## start Entries supplied

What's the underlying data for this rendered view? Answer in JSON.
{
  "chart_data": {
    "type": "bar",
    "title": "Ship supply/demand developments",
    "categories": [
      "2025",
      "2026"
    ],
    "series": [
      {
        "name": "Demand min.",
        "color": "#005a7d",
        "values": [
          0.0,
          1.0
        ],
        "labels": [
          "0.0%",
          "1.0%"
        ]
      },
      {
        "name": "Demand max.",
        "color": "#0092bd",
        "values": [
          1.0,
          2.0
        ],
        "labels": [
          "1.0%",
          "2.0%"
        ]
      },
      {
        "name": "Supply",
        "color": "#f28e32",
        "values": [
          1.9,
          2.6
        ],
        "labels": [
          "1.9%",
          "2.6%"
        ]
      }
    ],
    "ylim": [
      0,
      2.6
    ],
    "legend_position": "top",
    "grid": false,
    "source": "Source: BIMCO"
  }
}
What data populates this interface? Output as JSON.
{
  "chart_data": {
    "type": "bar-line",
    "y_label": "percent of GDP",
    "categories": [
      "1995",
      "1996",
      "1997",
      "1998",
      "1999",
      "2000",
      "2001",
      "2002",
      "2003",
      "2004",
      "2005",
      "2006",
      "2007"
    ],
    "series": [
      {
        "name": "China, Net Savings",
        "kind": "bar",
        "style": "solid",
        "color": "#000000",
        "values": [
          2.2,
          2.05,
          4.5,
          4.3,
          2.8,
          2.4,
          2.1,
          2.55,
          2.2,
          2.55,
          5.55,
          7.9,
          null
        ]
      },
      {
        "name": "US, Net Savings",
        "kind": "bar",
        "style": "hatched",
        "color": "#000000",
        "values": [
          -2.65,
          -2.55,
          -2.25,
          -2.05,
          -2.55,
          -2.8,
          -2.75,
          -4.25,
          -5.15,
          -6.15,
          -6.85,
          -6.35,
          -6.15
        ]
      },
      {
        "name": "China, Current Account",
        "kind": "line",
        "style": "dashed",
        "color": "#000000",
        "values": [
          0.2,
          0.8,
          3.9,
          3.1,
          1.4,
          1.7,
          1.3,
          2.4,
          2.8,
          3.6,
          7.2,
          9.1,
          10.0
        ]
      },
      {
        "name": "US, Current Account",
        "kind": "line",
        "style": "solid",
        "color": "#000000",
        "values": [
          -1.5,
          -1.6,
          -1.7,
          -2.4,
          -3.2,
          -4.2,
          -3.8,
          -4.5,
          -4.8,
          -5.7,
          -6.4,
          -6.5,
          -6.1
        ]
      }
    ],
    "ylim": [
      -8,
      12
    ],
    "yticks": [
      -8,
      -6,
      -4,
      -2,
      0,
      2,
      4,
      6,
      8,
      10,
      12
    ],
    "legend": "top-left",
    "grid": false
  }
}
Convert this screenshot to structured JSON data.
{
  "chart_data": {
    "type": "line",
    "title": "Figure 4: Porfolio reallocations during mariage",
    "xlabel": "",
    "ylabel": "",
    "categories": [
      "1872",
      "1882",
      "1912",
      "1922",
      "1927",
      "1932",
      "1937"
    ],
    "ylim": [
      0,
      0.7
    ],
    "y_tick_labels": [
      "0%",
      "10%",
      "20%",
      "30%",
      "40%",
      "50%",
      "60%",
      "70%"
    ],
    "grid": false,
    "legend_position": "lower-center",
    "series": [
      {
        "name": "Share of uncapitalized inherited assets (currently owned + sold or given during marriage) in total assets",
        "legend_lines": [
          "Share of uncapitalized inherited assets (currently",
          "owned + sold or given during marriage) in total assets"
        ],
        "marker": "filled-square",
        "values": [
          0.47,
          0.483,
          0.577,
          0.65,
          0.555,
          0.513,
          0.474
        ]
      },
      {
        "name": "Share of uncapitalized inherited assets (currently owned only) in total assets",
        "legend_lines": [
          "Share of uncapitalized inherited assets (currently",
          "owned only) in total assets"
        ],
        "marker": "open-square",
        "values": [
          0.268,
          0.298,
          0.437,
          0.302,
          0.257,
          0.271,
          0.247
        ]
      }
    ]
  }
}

## end Entries supplied

Task requirements – Only lines with the string "JSON" belong in your answer; copy each one.

Solved exercise –
What's the underlying data for this rendered view? Answer in JSON.
What data populates this interface? Output as JSON.
Convert this screenshot to structured JSON data.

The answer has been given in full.